- EXERCISE INSTRUCTIONS: Your reply should be one number: the count of lines holding the word "True".

- INPUT ROWS:
┄┄┄┄┄┄┄┄┄┄

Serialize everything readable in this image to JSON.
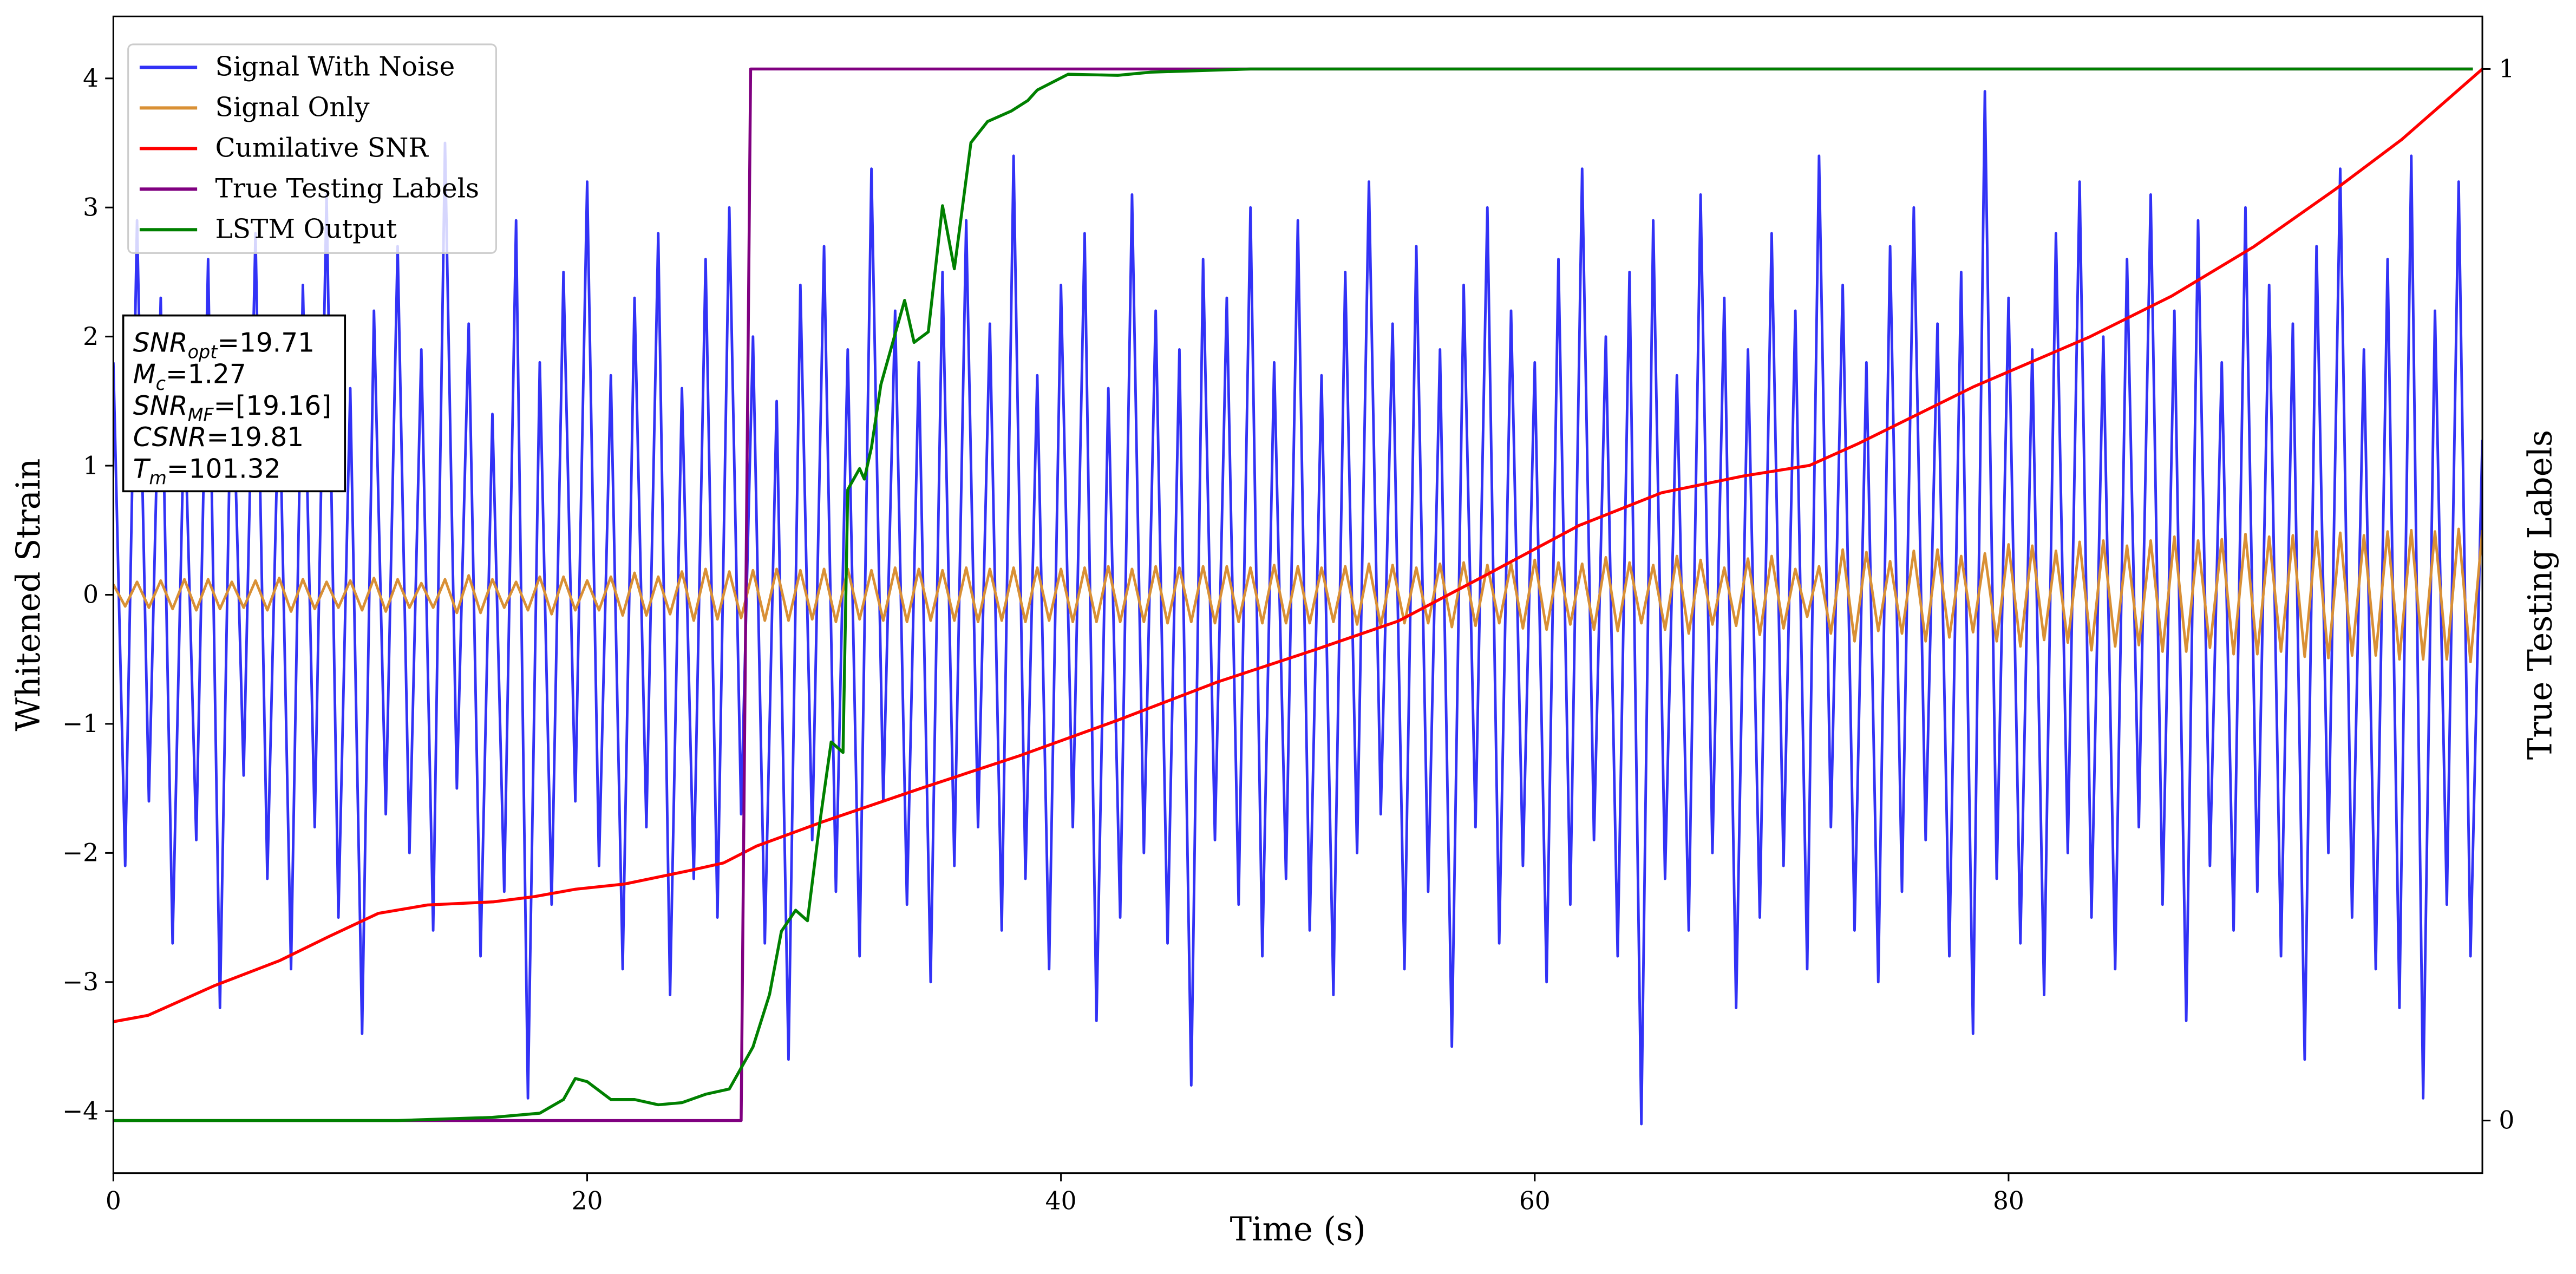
{
  "chart_data": {
    "type": "line",
    "xlabel": "Time (s)",
    "ylabel": "Whitened Strain",
    "y2label": "True Testing Labels",
    "xlim": [
      0,
      100
    ],
    "ylim": [
      -4.48,
      4.48
    ],
    "y2lim": [
      -0.05,
      1.05
    ],
    "xticks": [
      0,
      20,
      40,
      60,
      80
    ],
    "yticks": [
      {
        "value": -4,
        "label": "−4"
      },
      {
        "value": -3,
        "label": "−3"
      },
      {
        "value": -2,
        "label": "−2"
      },
      {
        "value": -1,
        "label": "−1"
      },
      0,
      1,
      2,
      3,
      4
    ],
    "y2ticks": [
      0,
      1
    ],
    "legend": "upper left",
    "x": [
      0,
      0.5,
      1,
      1.5,
      2,
      2.5,
      3,
      3.5,
      4,
      4.5,
      5,
      5.5,
      6,
      6.5,
      7,
      7.5,
      8,
      8.5,
      9,
      9.5,
      10,
      10.5,
      11,
      11.5,
      12,
      12.5,
      13,
      13.5,
      14,
      14.5,
      15,
      15.5,
      16,
      16.5,
      17,
      17.5,
      18,
      18.5,
      19,
      19.5,
      20,
      20.5,
      21,
      21.5,
      22,
      22.5,
      23,
      23.5,
      24,
      24.5,
      25,
      25.5,
      26,
      26.5,
      27,
      27.5,
      28,
      28.5,
      29,
      29.5,
      30,
      30.5,
      31,
      31.5,
      32,
      32.5,
      33,
      33.5,
      34,
      34.5,
      35,
      35.5,
      36,
      36.5,
      37,
      37.5,
      38,
      38.5,
      39,
      39.5,
      40,
      40.5,
      41,
      41.5,
      42,
      42.5,
      43,
      43.5,
      44,
      44.5,
      45,
      45.5,
      46,
      46.5,
      47,
      47.5,
      48,
      48.5,
      49,
      49.5,
      50,
      50.5,
      51,
      51.5,
      52,
      52.5,
      53,
      53.5,
      54,
      54.5,
      55,
      55.5,
      56,
      56.5,
      57,
      57.5,
      58,
      58.5,
      59,
      59.5,
      60,
      60.5,
      61,
      61.5,
      62,
      62.5,
      63,
      63.5,
      64,
      64.5,
      65,
      65.5,
      66,
      66.5,
      67,
      67.5,
      68,
      68.5,
      69,
      69.5,
      70,
      70.5,
      71,
      71.5,
      72,
      72.5,
      73,
      73.5,
      74,
      74.5,
      75,
      75.5,
      76,
      76.5,
      77,
      77.5,
      78,
      78.5,
      79,
      79.5,
      80,
      80.5,
      81,
      81.5,
      82,
      82.5,
      83,
      83.5,
      84,
      84.5,
      85,
      85.5,
      86,
      86.5,
      87,
      87.5,
      88,
      88.5,
      89,
      89.5,
      90,
      90.5,
      91,
      91.5,
      92,
      92.5,
      93,
      93.5,
      94,
      94.5,
      95,
      95.5,
      96,
      96.5,
      97,
      97.5,
      98,
      98.5,
      99,
      99.5,
      100
    ],
    "series": [
      {
        "name": "Signal With Noise",
        "color": "#3232f6",
        "values": [
          1.8,
          -2.1,
          2.9,
          -1.6,
          2.3,
          -2.7,
          1.5,
          -1.9,
          2.6,
          -3.2,
          2.0,
          -1.4,
          2.8,
          -2.2,
          1.7,
          -2.9,
          2.4,
          -1.8,
          3.1,
          -2.5,
          1.6,
          -3.4,
          2.2,
          -1.7,
          2.7,
          -2.0,
          1.9,
          -2.6,
          3.5,
          -1.5,
          2.1,
          -2.8,
          1.4,
          -2.3,
          2.9,
          -3.9,
          1.8,
          -2.4,
          2.5,
          -1.6,
          3.2,
          -2.1,
          1.7,
          -2.9,
          2.3,
          -1.8,
          2.8,
          -3.1,
          1.6,
          -2.2,
          2.6,
          -2.5,
          3.0,
          -1.7,
          2.0,
          -2.7,
          1.5,
          -3.6,
          2.4,
          -1.9,
          2.7,
          -2.3,
          1.9,
          -2.8,
          3.3,
          -1.6,
          2.2,
          -2.4,
          1.8,
          -3.0,
          2.5,
          -2.1,
          2.9,
          -1.8,
          2.1,
          -2.6,
          3.4,
          -2.2,
          1.7,
          -2.9,
          2.4,
          -1.8,
          2.8,
          -3.3,
          1.6,
          -2.5,
          3.1,
          -2.0,
          2.2,
          -2.7,
          1.9,
          -3.8,
          2.6,
          -1.9,
          2.3,
          -2.4,
          3.0,
          -2.8,
          1.8,
          -2.2,
          2.9,
          -2.6,
          1.7,
          -3.1,
          2.5,
          -2.0,
          3.2,
          -1.7,
          2.1,
          -2.9,
          2.7,
          -2.3,
          1.9,
          -3.5,
          2.4,
          -1.8,
          3.0,
          -2.7,
          2.2,
          -2.1,
          1.8,
          -3.0,
          2.6,
          -2.4,
          3.3,
          -1.9,
          2.0,
          -2.8,
          2.5,
          -4.1,
          2.9,
          -2.2,
          1.7,
          -2.6,
          3.1,
          -2.0,
          2.3,
          -3.2,
          1.9,
          -2.5,
          2.8,
          -2.1,
          2.2,
          -2.9,
          3.4,
          -1.8,
          2.4,
          -2.6,
          1.8,
          -3.0,
          2.7,
          -2.3,
          3.0,
          -1.9,
          2.1,
          -2.8,
          2.5,
          -3.4,
          3.9,
          -2.2,
          2.3,
          -2.7,
          1.9,
          -3.1,
          2.8,
          -2.0,
          3.2,
          -2.5,
          2.0,
          -2.9,
          2.6,
          -1.8,
          3.1,
          -2.4,
          2.2,
          -3.3,
          2.9,
          -2.1,
          1.8,
          -2.6,
          3.0,
          -2.3,
          2.4,
          -2.8,
          2.1,
          -3.6,
          2.7,
          -2.0,
          3.3,
          -2.5,
          1.9,
          -2.9,
          2.6,
          -3.2,
          3.4,
          -3.9,
          2.2,
          -2.4,
          3.2,
          -2.8,
          1.2
        ]
      },
      {
        "name": "Signal Only",
        "color": "#d99035",
        "values": [
          0.08,
          -0.09,
          0.1,
          -0.1,
          0.11,
          -0.11,
          0.12,
          -0.12,
          0.12,
          -0.11,
          0.1,
          -0.1,
          0.11,
          -0.12,
          0.13,
          -0.13,
          0.12,
          -0.11,
          0.1,
          -0.1,
          0.11,
          -0.12,
          0.13,
          -0.13,
          0.12,
          -0.1,
          0.09,
          -0.1,
          0.12,
          -0.14,
          0.15,
          -0.14,
          0.12,
          -0.1,
          0.1,
          -0.12,
          0.14,
          -0.15,
          0.14,
          -0.12,
          0.11,
          -0.12,
          0.14,
          -0.16,
          0.17,
          -0.16,
          0.14,
          -0.15,
          0.18,
          -0.2,
          0.2,
          -0.19,
          0.18,
          -0.18,
          0.19,
          -0.2,
          0.2,
          -0.2,
          0.19,
          -0.19,
          0.2,
          -0.21,
          0.2,
          -0.19,
          0.19,
          -0.2,
          0.21,
          -0.21,
          0.2,
          -0.2,
          0.19,
          -0.2,
          0.21,
          -0.21,
          0.2,
          -0.2,
          0.21,
          -0.21,
          0.21,
          -0.2,
          0.2,
          -0.21,
          0.21,
          -0.21,
          0.22,
          -0.21,
          0.2,
          -0.21,
          0.22,
          -0.22,
          0.21,
          -0.21,
          0.22,
          -0.22,
          0.22,
          -0.21,
          0.21,
          -0.22,
          0.23,
          -0.22,
          0.22,
          -0.22,
          0.21,
          -0.21,
          0.22,
          -0.23,
          0.24,
          -0.24,
          0.23,
          -0.22,
          0.21,
          -0.22,
          0.24,
          -0.25,
          0.25,
          -0.24,
          0.23,
          -0.22,
          0.24,
          -0.26,
          0.27,
          -0.27,
          0.25,
          -0.23,
          0.24,
          -0.27,
          0.29,
          -0.28,
          0.25,
          -0.22,
          0.23,
          -0.27,
          0.3,
          -0.3,
          0.27,
          -0.23,
          0.21,
          -0.24,
          0.28,
          -0.31,
          0.3,
          -0.26,
          0.2,
          -0.17,
          0.22,
          -0.3,
          0.35,
          -0.36,
          0.33,
          -0.28,
          0.26,
          -0.3,
          0.34,
          -0.36,
          0.35,
          -0.33,
          0.3,
          -0.29,
          0.32,
          -0.36,
          0.39,
          -0.4,
          0.38,
          -0.35,
          0.34,
          -0.37,
          0.41,
          -0.43,
          0.42,
          -0.4,
          0.38,
          -0.39,
          0.42,
          -0.44,
          0.45,
          -0.44,
          0.42,
          -0.41,
          0.43,
          -0.46,
          0.47,
          -0.46,
          0.45,
          -0.44,
          0.46,
          -0.48,
          0.49,
          -0.49,
          0.48,
          -0.47,
          0.46,
          -0.47,
          0.49,
          -0.5,
          0.5,
          -0.5,
          0.49,
          -0.5,
          0.51,
          -0.52,
          0.5
        ]
      },
      {
        "name": "Cumilative SNR",
        "color": "#ff0000",
        "axis": "y2",
        "x": [
          0,
          1.46,
          4.24,
          7.01,
          9.1,
          11.18,
          13.26,
          16.04,
          17.78,
          19.51,
          21.6,
          24.38,
          25.76,
          27.15,
          29.93,
          34.1,
          38.26,
          42.43,
          46.6,
          50.76,
          54.24,
          57.71,
          61.88,
          65.35,
          68.82,
          71.6,
          73.68,
          78.54,
          83.4,
          86.88,
          90.35,
          93.82,
          96.6,
          100
        ],
        "values": [
          0.094,
          0.1,
          0.128,
          0.152,
          0.175,
          0.197,
          0.205,
          0.208,
          0.213,
          0.22,
          0.225,
          0.238,
          0.245,
          0.261,
          0.284,
          0.316,
          0.347,
          0.381,
          0.417,
          0.448,
          0.475,
          0.516,
          0.566,
          0.597,
          0.613,
          0.623,
          0.644,
          0.698,
          0.745,
          0.784,
          0.831,
          0.886,
          0.933,
          1.0
        ]
      },
      {
        "name": "True Testing Labels",
        "color": "#800080",
        "axis": "y2",
        "x": [
          0,
          26.5,
          26.9,
          99.6
        ],
        "values": [
          0,
          0,
          1,
          1
        ]
      },
      {
        "name": "LSTM Output",
        "color": "#008000",
        "axis": "y2",
        "x": [
          0,
          12,
          16,
          18,
          19,
          19.5,
          20,
          21,
          22,
          23,
          24,
          25,
          26,
          27,
          27.7,
          28.2,
          28.8,
          29.3,
          29.8,
          30.3,
          30.8,
          31.0,
          31.5,
          31.7,
          32.0,
          32.4,
          33.4,
          33.8,
          34.4,
          35.0,
          35.5,
          36.2,
          36.9,
          37.9,
          38.6,
          39.0,
          40.3,
          42.4,
          43.8,
          48,
          99.6
        ],
        "values": [
          0,
          0,
          0.003,
          0.007,
          0.02,
          0.04,
          0.037,
          0.02,
          0.02,
          0.015,
          0.017,
          0.025,
          0.03,
          0.07,
          0.12,
          0.18,
          0.2,
          0.19,
          0.28,
          0.36,
          0.35,
          0.6,
          0.62,
          0.61,
          0.64,
          0.7,
          0.78,
          0.74,
          0.75,
          0.87,
          0.81,
          0.93,
          0.95,
          0.96,
          0.97,
          0.98,
          0.995,
          0.994,
          0.997,
          1.0,
          1.0
        ]
      }
    ],
    "annotation": [
      {
        "main": "SNR",
        "sub": "opt",
        "rest": "=19.71"
      },
      {
        "main": "M",
        "sub": "c",
        "rest": "=1.27"
      },
      {
        "main": "SNR",
        "sub": "MF",
        "rest": "=[19.16]"
      },
      {
        "main": "CSNR",
        "rest": "=19.81"
      },
      {
        "main": "T",
        "sub": "m",
        "rest": "=101.32"
      }
    ]
  }
}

┄┄┄┄┄┄┄┄┄┄

- FINAL ANSWER: 2